═══ Rows

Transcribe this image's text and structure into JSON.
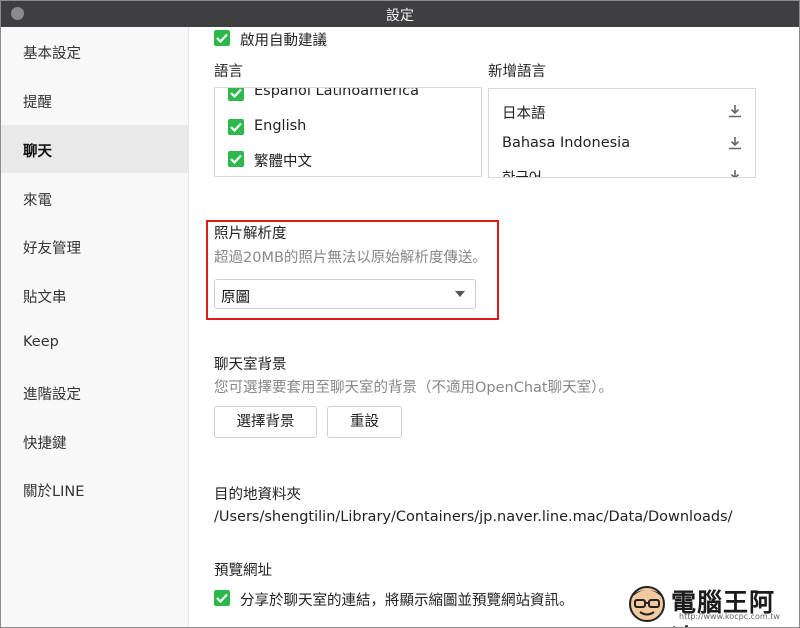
{
  "window": {
    "title": "設定"
  },
  "sidebar": {
    "items": [
      {
        "label": "基本設定",
        "active": false
      },
      {
        "label": "提醒",
        "active": false
      },
      {
        "label": "聊天",
        "active": true
      },
      {
        "label": "來電",
        "active": false
      },
      {
        "label": "好友管理",
        "active": false
      },
      {
        "label": "貼文串",
        "active": false
      },
      {
        "label": "Keep",
        "active": false
      },
      {
        "label": "進階設定",
        "active": false
      },
      {
        "label": "快捷鍵",
        "active": false
      },
      {
        "label": "關於LINE",
        "active": false
      }
    ]
  },
  "chat": {
    "auto_suggest": {
      "label": "啟用自動建議",
      "checked": true
    },
    "language": {
      "title": "語言",
      "items": [
        {
          "label": "Español Latinoamérica",
          "checked": true
        },
        {
          "label": "English",
          "checked": true
        },
        {
          "label": "繁體中文",
          "checked": true
        }
      ]
    },
    "add_language": {
      "title": "新增語言",
      "items": [
        {
          "label": "日本語",
          "icon": "download-icon"
        },
        {
          "label": "Bahasa Indonesia",
          "icon": "download-icon"
        },
        {
          "label": "한국어",
          "icon": "download-icon"
        }
      ]
    },
    "photo_resolution": {
      "title": "照片解析度",
      "description": "超過20MB的照片無法以原始解析度傳送。",
      "selected": "原圖"
    },
    "background": {
      "title": "聊天室背景",
      "description": "您可選擇要套用至聊天室的背景（不適用OpenChat聊天室）。",
      "select_label": "選擇背景",
      "reset_label": "重設"
    },
    "download_folder": {
      "title": "目的地資料夾",
      "path": "/Users/shengtilin/Library/Containers/jp.naver.line.mac/Data/Downloads/"
    },
    "link_preview": {
      "title": "預覽網址",
      "label": "分享於聊天室的連結，將顯示縮圖並預覽網站資訊。",
      "checked": true
    }
  },
  "watermark": {
    "text": "電腦王阿達",
    "url": "http://www.kocpc.com.tw"
  },
  "colors": {
    "accent_green": "#2cb94a",
    "highlight_red": "#e01919",
    "titlebar": "#3f3f41"
  }
}
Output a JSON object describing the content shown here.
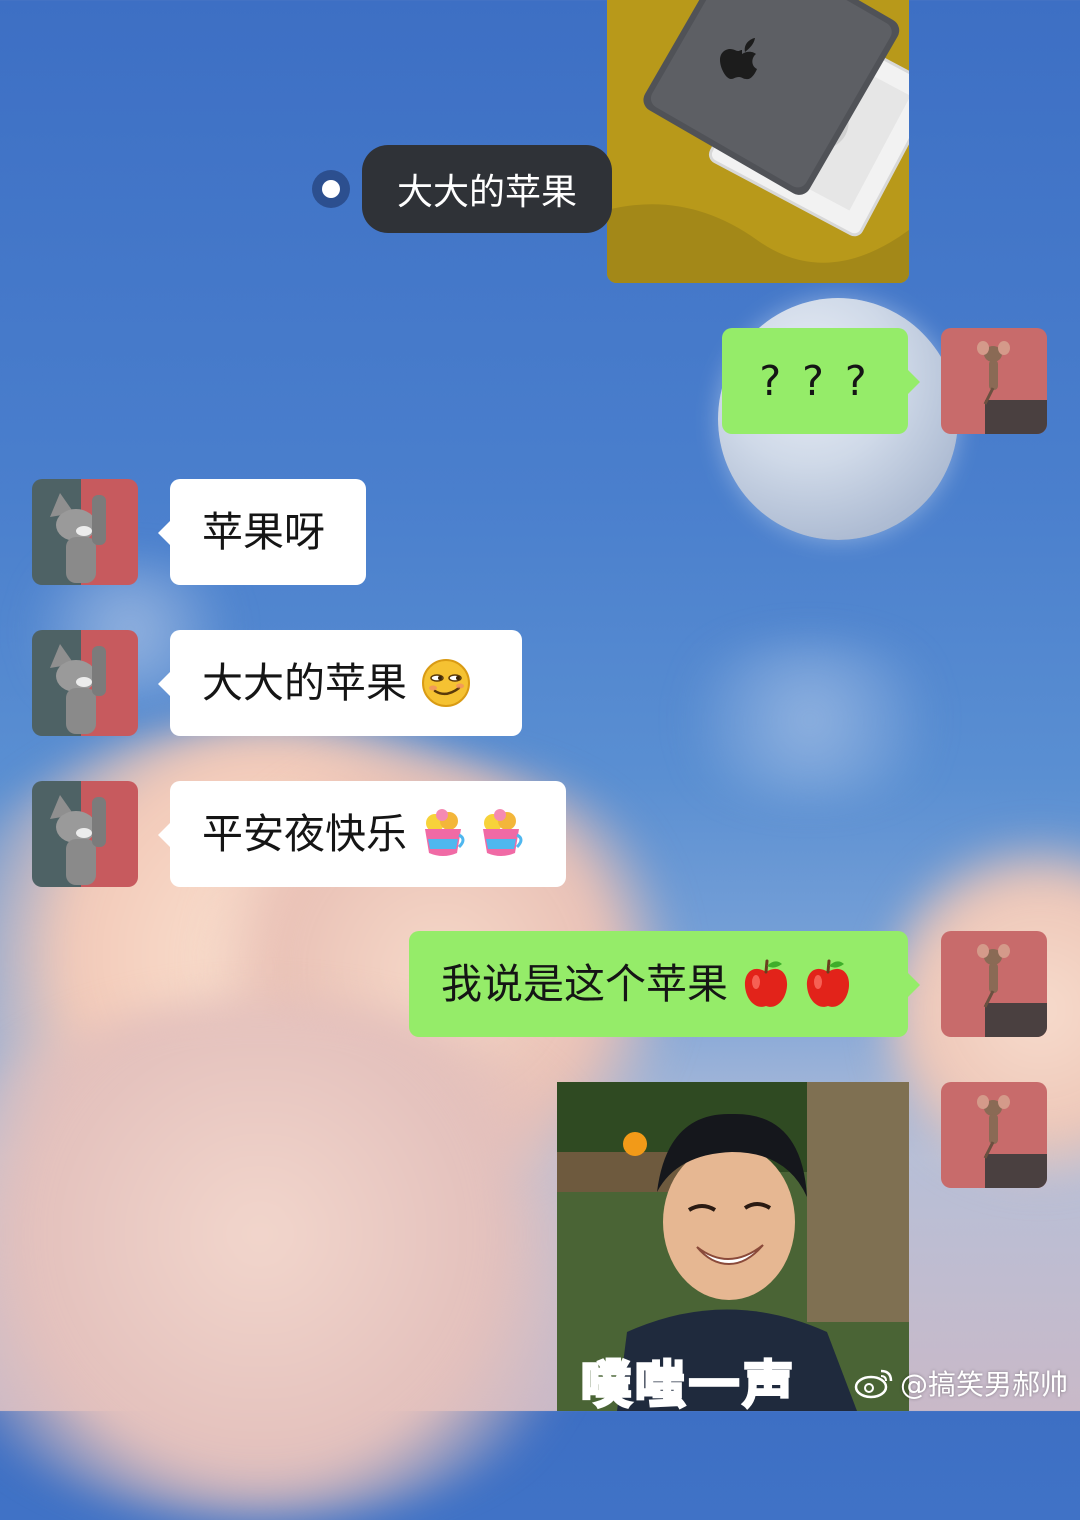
{
  "chat": {
    "pill_label": "大大的苹果",
    "messages": [
      {
        "side": "right",
        "text": "? ? ?"
      },
      {
        "side": "left",
        "text": "苹果呀"
      },
      {
        "side": "left",
        "text": "大大的苹果"
      },
      {
        "side": "left",
        "text": "平安夜快乐"
      },
      {
        "side": "right",
        "text": "我说是这个苹果"
      }
    ],
    "image_caption": "噗嗤一声"
  },
  "watermark": {
    "text": "@搞笑男郝帅"
  },
  "icons": {
    "pill_dot": "record-dot-icon",
    "emoji_smirk": "smirk-face-emoji",
    "emoji_cake": "celebration-cup-emoji",
    "emoji_apple": "red-apple-emoji",
    "weibo": "weibo-logo-icon"
  },
  "colors": {
    "bubble_green": "#95ec69",
    "bubble_white": "#ffffff",
    "pill_dark": "#2f3237"
  }
}
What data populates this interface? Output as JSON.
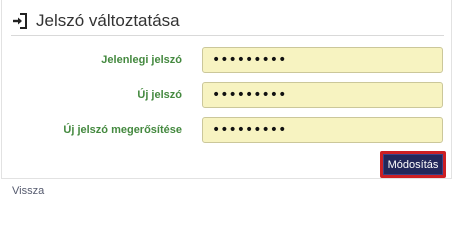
{
  "panel": {
    "title": "Jelszó változtatása",
    "title_icon": "sign-in-icon"
  },
  "form": {
    "fields": [
      {
        "label": "Jelenlegi jelszó",
        "value": "•••••••••"
      },
      {
        "label": "Új jelszó",
        "value": "•••••••••"
      },
      {
        "label": "Új jelszó megerősítése",
        "value": "•••••••••"
      }
    ],
    "submit_label": "Módosítás"
  },
  "footer": {
    "back_label": "Vissza"
  },
  "colors": {
    "label_green": "#44893f",
    "field_bg": "#f7f3c1",
    "button_bg": "#22285a",
    "button_focus_border": "#cc1f23"
  }
}
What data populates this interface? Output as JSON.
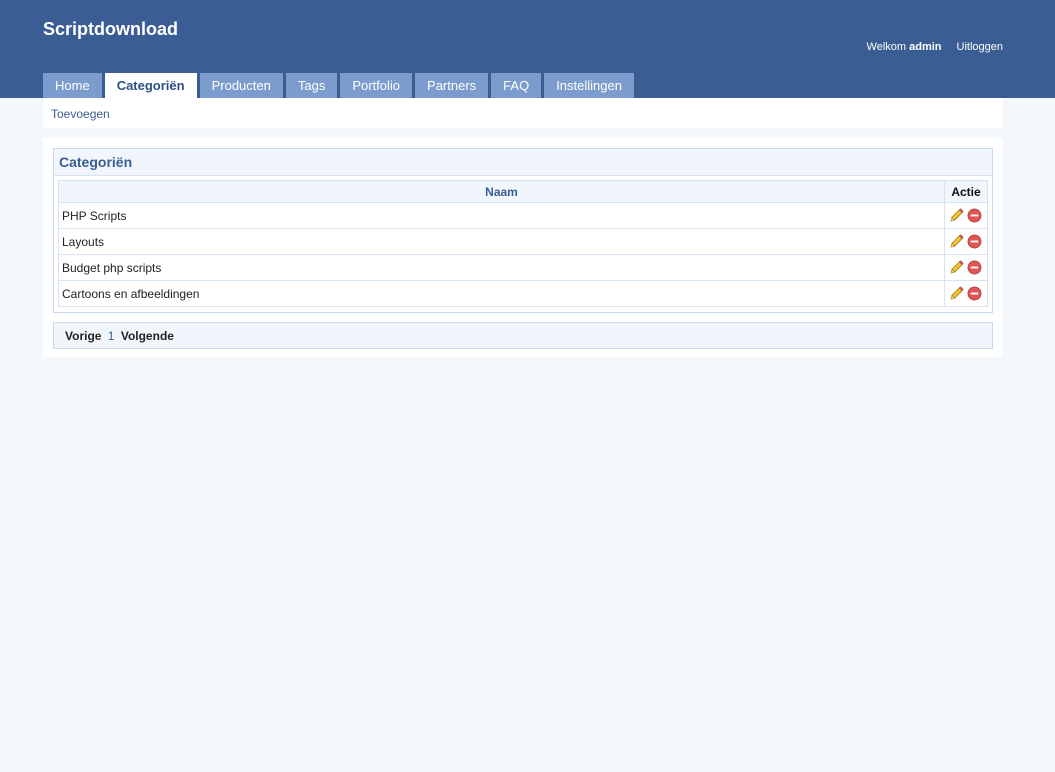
{
  "header": {
    "site_title": "Scriptdownload",
    "welcome_text": "Welkom",
    "username": "admin",
    "logout_label": "Uitloggen"
  },
  "nav": {
    "tabs": [
      {
        "label": "Home"
      },
      {
        "label": "Categoriën",
        "active": true
      },
      {
        "label": "Producten"
      },
      {
        "label": "Tags"
      },
      {
        "label": "Portfolio"
      },
      {
        "label": "Partners"
      },
      {
        "label": "FAQ"
      },
      {
        "label": "Instellingen"
      }
    ]
  },
  "subnav": {
    "add_label": "Toevoegen"
  },
  "panel": {
    "title": "Categoriën",
    "columns": {
      "name": "Naam",
      "action": "Actie"
    },
    "rows": [
      {
        "name": "PHP Scripts"
      },
      {
        "name": "Layouts"
      },
      {
        "name": "Budget php scripts"
      },
      {
        "name": "Cartoons en afbeeldingen"
      }
    ],
    "icons": {
      "edit": "pencil-icon",
      "delete": "delete-icon"
    }
  },
  "pagination": {
    "prev_label": "Vorige",
    "current_page": "1",
    "next_label": "Volgende"
  },
  "colors": {
    "header_bg": "#3a5d93",
    "tab_bg": "#7b9ccc",
    "page_bg": "#f3f8fd",
    "accent_text": "#3a5d93"
  }
}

══════

#### [What to produce]
Gather every line from the entries above where the word "JSON" appears, and copy them.

#### [Expected answer]
Transcribe this image's text and structure into JSON.
Output a JSON object describing the content shown here.
What data populates this interface? Output as JSON.
What data populates this interface? Output as JSON.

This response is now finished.